-- Begin Provided information --
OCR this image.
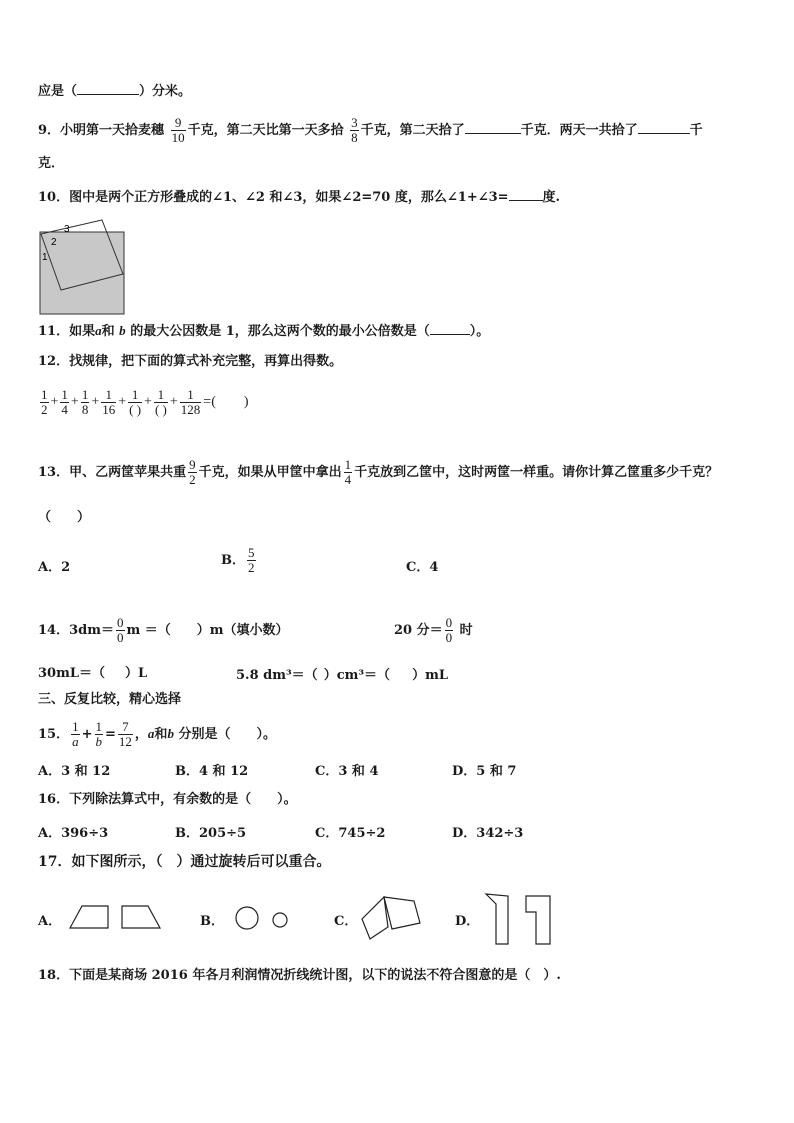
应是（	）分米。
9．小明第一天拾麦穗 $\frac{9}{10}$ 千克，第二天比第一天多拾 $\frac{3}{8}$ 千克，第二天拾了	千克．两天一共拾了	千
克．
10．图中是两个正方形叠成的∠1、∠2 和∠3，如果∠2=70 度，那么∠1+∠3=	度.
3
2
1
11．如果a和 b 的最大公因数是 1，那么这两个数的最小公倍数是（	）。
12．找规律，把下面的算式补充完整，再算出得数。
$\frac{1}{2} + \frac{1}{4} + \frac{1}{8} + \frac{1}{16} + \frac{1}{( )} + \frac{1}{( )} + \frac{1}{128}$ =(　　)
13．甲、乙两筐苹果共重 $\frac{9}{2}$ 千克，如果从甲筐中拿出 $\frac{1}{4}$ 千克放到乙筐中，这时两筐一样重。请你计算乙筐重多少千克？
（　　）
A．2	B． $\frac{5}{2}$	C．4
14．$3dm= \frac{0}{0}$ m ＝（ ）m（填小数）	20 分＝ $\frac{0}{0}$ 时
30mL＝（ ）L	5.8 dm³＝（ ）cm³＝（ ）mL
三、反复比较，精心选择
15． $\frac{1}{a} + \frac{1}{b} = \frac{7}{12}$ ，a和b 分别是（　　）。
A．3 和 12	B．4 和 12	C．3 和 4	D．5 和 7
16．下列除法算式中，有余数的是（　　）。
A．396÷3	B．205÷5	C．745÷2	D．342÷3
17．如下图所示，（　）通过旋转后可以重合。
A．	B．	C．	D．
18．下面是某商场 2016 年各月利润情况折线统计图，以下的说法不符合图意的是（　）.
-- End Provided information --
● Written task
Identify the lines of the entries containing the string "frac". Copy each such line.

● The reply
9．小明第一天拾麦穗 $\frac{9}{10}$ 千克，第二天比第一天多拾 $\frac{3}{8}$ 千克，第二天拾了	千克．两天一共拾了	千
$\frac{1}{2} + \frac{1}{4} + \frac{1}{8} + \frac{1}{16} + \frac{1}{( )} + \frac{1}{( )} + \frac{1}{128}$ =(　　)
13．甲、乙两筐苹果共重 $\frac{9}{2}$ 千克，如果从甲筐中拿出 $\frac{1}{4}$ 千克放到乙筐中，这时两筐一样重。请你计算乙筐重多少千克？
A．2	B． $\frac{5}{2}$	C．4
14．$3dm= \frac{0}{0}$ m ＝（ ）m（填小数）	20 分＝ $\frac{0}{0}$ 时
15． $\frac{1}{a} + \frac{1}{b} = \frac{7}{12}$ ，a和b 分别是（　　）。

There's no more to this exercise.